» **Saved entries**:
— begin —

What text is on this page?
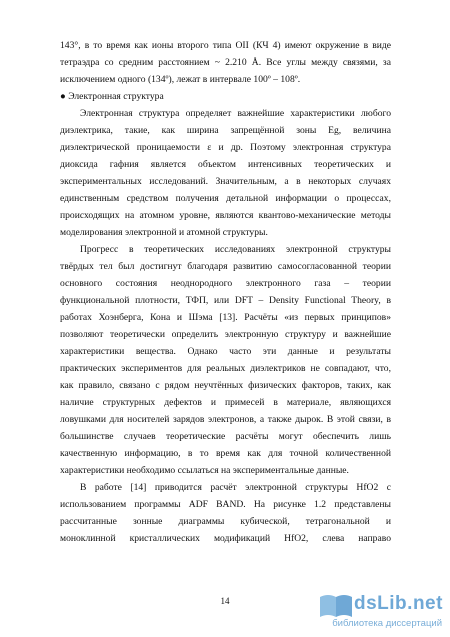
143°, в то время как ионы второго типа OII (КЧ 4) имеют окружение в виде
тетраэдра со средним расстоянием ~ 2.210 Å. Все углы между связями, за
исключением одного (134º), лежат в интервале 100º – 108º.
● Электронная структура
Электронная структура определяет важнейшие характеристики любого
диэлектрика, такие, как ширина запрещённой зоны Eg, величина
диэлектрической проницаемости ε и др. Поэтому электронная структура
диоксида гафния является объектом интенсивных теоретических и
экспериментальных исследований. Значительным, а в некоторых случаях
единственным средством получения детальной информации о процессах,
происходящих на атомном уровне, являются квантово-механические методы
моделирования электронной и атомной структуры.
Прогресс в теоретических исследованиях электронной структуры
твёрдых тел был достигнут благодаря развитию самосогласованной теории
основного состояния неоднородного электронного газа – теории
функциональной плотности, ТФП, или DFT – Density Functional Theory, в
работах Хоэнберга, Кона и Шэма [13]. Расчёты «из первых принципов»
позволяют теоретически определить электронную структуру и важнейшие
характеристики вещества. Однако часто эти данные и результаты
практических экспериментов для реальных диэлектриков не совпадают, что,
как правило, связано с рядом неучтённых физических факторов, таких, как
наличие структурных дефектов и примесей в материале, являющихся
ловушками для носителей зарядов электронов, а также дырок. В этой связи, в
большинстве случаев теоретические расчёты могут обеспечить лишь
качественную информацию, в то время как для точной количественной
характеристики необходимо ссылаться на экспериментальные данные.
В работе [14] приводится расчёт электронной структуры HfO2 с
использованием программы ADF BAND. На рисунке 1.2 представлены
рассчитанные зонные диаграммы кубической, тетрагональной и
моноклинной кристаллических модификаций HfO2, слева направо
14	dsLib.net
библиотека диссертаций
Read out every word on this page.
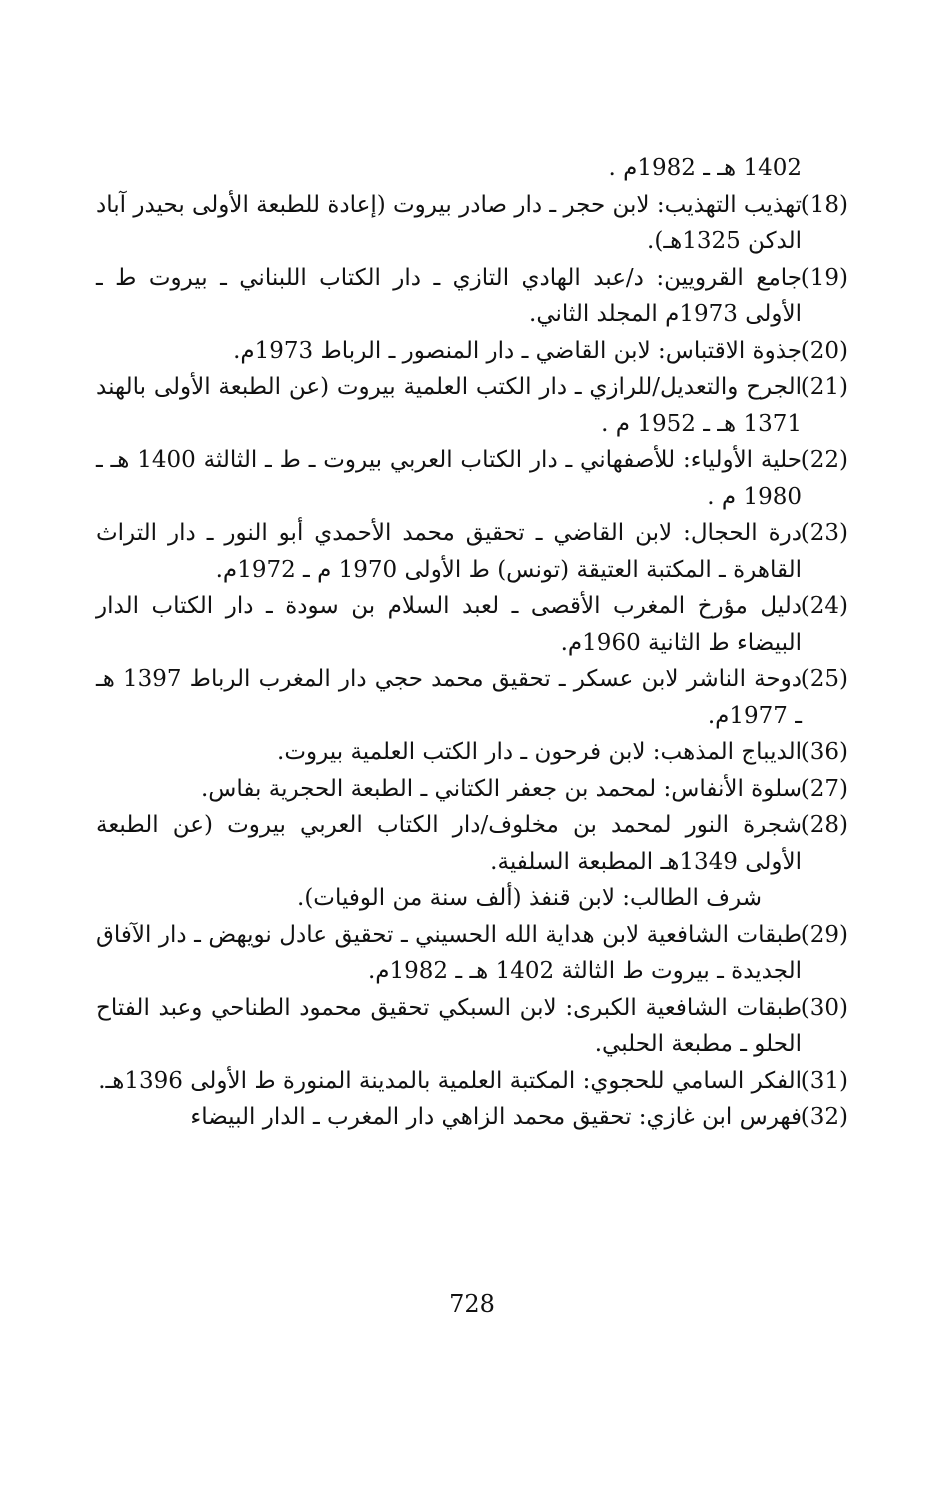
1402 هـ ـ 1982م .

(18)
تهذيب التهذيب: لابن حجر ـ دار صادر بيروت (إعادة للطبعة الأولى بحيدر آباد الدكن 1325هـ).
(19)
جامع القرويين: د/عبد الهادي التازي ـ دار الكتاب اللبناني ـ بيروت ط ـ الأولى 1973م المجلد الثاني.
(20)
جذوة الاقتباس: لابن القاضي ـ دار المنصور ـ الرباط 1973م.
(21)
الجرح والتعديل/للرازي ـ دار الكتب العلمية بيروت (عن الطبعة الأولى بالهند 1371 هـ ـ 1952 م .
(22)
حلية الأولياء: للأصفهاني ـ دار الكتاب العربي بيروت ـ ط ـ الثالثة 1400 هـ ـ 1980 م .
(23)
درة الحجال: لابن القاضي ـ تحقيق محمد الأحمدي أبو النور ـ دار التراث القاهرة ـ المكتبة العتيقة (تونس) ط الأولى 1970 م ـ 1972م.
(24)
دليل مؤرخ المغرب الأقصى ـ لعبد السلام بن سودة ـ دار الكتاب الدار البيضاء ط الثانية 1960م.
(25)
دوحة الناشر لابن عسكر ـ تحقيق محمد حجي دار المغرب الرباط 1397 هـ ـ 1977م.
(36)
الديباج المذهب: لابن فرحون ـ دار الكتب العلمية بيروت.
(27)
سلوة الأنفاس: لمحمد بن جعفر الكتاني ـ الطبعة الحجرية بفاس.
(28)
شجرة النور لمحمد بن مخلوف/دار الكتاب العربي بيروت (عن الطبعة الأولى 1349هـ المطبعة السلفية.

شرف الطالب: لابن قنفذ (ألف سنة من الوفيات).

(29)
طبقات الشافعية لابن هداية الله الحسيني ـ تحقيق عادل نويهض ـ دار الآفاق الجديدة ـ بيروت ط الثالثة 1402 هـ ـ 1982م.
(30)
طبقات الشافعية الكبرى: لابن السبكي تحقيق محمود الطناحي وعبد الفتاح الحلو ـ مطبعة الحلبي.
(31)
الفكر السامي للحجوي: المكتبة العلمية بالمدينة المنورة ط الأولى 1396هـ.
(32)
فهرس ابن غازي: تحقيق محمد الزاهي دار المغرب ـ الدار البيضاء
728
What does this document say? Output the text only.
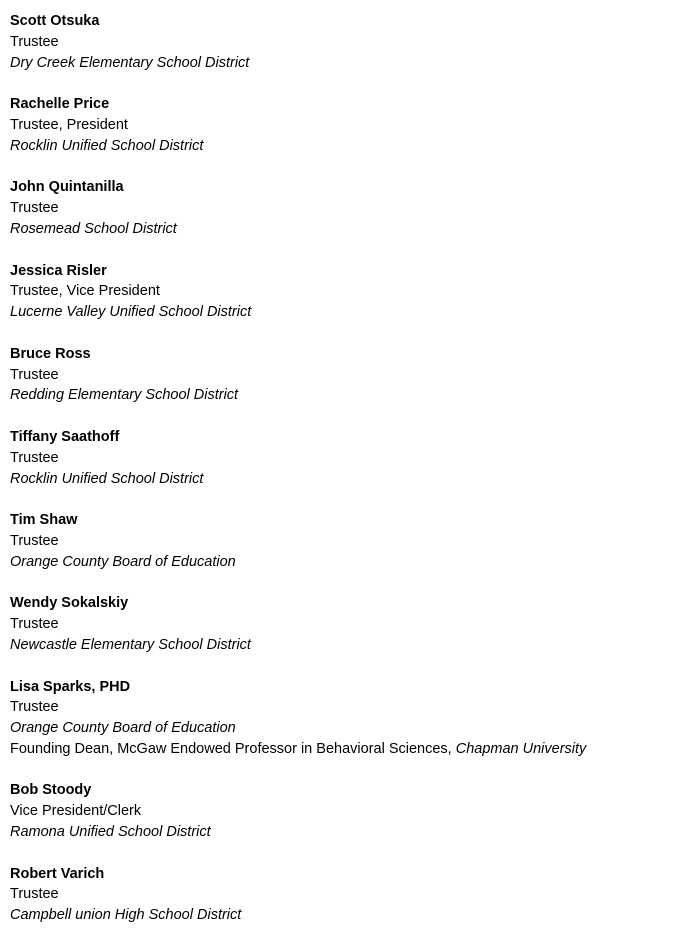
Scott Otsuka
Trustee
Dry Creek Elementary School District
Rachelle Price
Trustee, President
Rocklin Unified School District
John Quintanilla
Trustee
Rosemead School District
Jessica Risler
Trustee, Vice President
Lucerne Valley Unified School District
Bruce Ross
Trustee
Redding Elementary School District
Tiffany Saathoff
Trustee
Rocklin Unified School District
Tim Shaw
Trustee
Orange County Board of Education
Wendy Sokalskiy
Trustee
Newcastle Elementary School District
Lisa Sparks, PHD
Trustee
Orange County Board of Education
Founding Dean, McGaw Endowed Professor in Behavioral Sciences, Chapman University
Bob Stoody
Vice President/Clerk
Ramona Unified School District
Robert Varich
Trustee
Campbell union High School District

— end —

» **EXERCISE AIM**:
Across the entries above, how many lines contain "page"? Provide only the count.

» **ANSWER**:
2